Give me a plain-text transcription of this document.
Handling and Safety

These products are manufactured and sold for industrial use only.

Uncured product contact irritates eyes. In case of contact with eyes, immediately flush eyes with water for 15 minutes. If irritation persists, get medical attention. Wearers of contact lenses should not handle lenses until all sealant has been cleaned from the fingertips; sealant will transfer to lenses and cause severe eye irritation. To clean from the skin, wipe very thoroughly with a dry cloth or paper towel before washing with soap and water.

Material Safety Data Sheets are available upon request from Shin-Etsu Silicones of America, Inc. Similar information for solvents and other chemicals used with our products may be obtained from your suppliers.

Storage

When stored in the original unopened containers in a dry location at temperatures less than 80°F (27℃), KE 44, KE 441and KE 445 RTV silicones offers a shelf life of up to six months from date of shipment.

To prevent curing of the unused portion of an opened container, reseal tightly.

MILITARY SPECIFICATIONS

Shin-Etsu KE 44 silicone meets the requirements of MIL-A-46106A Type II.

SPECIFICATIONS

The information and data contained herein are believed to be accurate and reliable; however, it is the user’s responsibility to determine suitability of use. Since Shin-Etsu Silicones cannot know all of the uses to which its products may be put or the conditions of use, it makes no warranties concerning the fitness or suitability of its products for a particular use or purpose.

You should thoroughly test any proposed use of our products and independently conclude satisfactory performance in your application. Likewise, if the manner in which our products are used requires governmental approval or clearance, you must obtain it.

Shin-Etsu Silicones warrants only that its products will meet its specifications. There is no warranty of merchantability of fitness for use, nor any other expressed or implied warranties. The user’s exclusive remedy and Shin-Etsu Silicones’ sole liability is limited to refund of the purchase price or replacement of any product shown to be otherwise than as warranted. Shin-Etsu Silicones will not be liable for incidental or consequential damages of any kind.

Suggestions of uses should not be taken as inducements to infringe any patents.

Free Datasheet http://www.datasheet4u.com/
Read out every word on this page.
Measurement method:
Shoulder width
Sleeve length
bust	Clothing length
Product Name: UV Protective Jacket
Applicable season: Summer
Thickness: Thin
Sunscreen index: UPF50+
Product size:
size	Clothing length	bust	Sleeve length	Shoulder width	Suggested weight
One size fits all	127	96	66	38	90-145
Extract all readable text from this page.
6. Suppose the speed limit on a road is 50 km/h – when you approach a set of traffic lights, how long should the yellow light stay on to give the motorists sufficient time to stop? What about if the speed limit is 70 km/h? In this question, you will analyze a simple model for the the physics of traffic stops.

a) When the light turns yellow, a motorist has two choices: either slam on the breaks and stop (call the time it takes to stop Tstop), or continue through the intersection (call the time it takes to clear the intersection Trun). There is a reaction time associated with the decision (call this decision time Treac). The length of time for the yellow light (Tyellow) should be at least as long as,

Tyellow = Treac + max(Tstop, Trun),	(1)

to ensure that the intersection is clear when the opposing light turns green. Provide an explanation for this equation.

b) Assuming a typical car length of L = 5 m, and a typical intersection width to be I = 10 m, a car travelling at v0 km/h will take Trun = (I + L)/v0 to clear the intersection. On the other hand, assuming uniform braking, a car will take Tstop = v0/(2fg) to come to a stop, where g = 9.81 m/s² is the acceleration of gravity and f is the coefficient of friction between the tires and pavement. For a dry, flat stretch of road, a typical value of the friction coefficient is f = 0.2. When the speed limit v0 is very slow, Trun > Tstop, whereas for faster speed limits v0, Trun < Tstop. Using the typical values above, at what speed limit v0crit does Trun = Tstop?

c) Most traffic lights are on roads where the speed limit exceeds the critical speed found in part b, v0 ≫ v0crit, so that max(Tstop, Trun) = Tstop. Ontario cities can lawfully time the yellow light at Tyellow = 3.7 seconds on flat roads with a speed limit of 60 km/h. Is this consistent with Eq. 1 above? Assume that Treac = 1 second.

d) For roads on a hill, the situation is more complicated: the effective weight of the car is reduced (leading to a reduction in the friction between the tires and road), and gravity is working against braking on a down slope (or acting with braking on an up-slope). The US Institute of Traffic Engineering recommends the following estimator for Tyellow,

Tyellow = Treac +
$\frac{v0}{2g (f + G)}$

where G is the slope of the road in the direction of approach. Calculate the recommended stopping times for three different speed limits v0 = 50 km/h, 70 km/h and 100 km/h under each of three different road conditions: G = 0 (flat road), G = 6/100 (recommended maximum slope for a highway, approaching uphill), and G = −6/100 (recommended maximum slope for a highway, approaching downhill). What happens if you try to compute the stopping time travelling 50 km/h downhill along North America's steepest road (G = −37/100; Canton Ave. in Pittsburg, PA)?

= = =

Set task. Copy each line of the data that contains the word "Sleeve".

Result for this task.
Sleeve length
size	Clothing length	bust	Sleeve length	Shoulder width	Suggested weight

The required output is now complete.